-- begin LISTED RECORDS --
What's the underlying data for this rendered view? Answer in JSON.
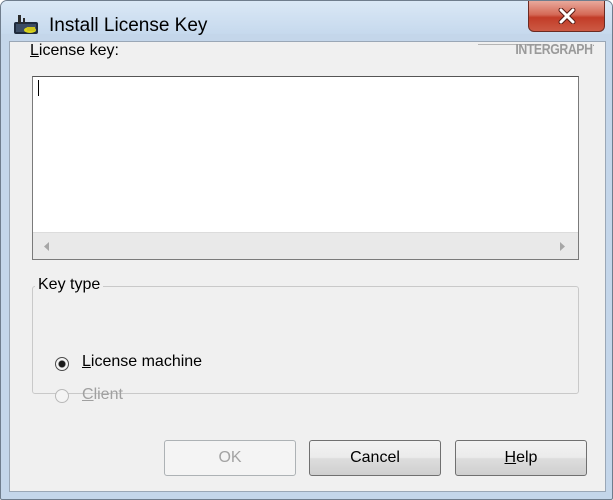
{
  "window": {
    "title": "Install License Key",
    "close_label": "X"
  },
  "logo": {
    "text": "INTERGRAPH"
  },
  "license": {
    "label": "License key:",
    "value": ""
  },
  "key_type": {
    "legend": "Key type",
    "options": [
      {
        "label": "License machine",
        "selected": true,
        "enabled": true
      },
      {
        "label": "Client",
        "selected": false,
        "enabled": false
      }
    ]
  },
  "buttons": {
    "ok": "OK",
    "cancel": "Cancel",
    "help": "Help"
  }
}
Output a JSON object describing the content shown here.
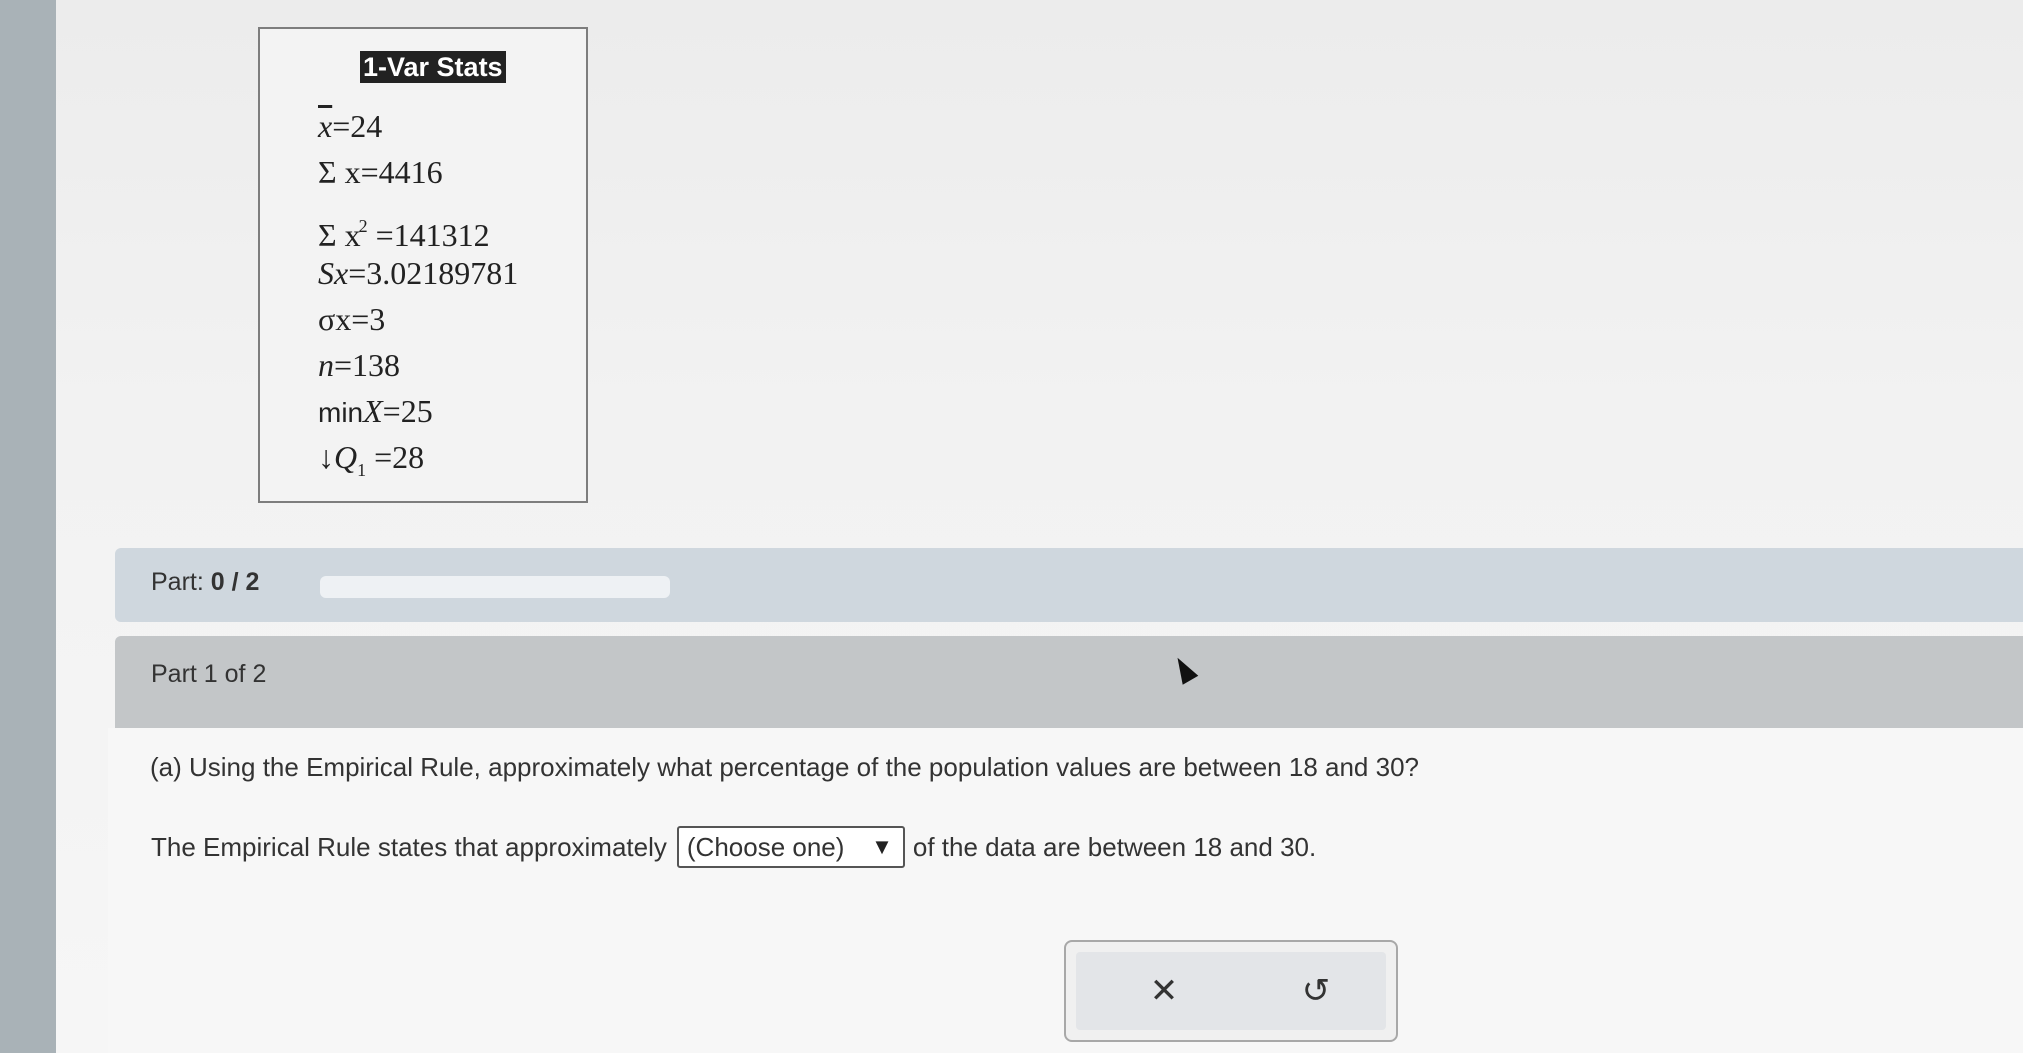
{
  "stats": {
    "title": "1-Var Stats",
    "mean_label": "x",
    "mean_value": "=24",
    "sum_x_label": "Σ x",
    "sum_x_value": "=4416",
    "sum_x2_label": "Σ x",
    "sum_x2_exp": "2",
    "sum_x2_value": " =141312",
    "sx_label": "Sx",
    "sx_value": "=3.02189781",
    "sigma_label": "σx",
    "sigma_value": "=3",
    "n_label": "n",
    "n_value": "=138",
    "min_prefix": "min",
    "min_label": "X",
    "min_value": "=25",
    "q1_arrow": "↓",
    "q1_label": "Q",
    "q1_sub": "1",
    "q1_value": " =28"
  },
  "part": {
    "label": "Part: ",
    "progress_text": "0 / 2",
    "progress_fraction": 0
  },
  "section": {
    "header": "Part 1 of 2",
    "question": "(a) Using the Empirical Rule, approximately what percentage of the population values are between 18 and 30?",
    "answer_prefix": "The Empirical Rule states that approximately",
    "select_value": "(Choose one)",
    "answer_suffix": "of the data are between 18 and 30."
  },
  "buttons": {
    "clear_icon": "close-icon",
    "clear_glyph": "✕",
    "undo_icon": "undo-icon",
    "undo_glyph": "↺"
  }
}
-- end LISTED RECORDS --
STATED PROBLEM: Check every line of the data above for the string "between", and copy those that have it.

OUTPUT FOR THIS EXERCISE:
    "question": "(a) Using the Empirical Rule, approximately what percentage of the population values are between 18 and 30?",
    "answer_suffix": "of the data are between 18 and 30."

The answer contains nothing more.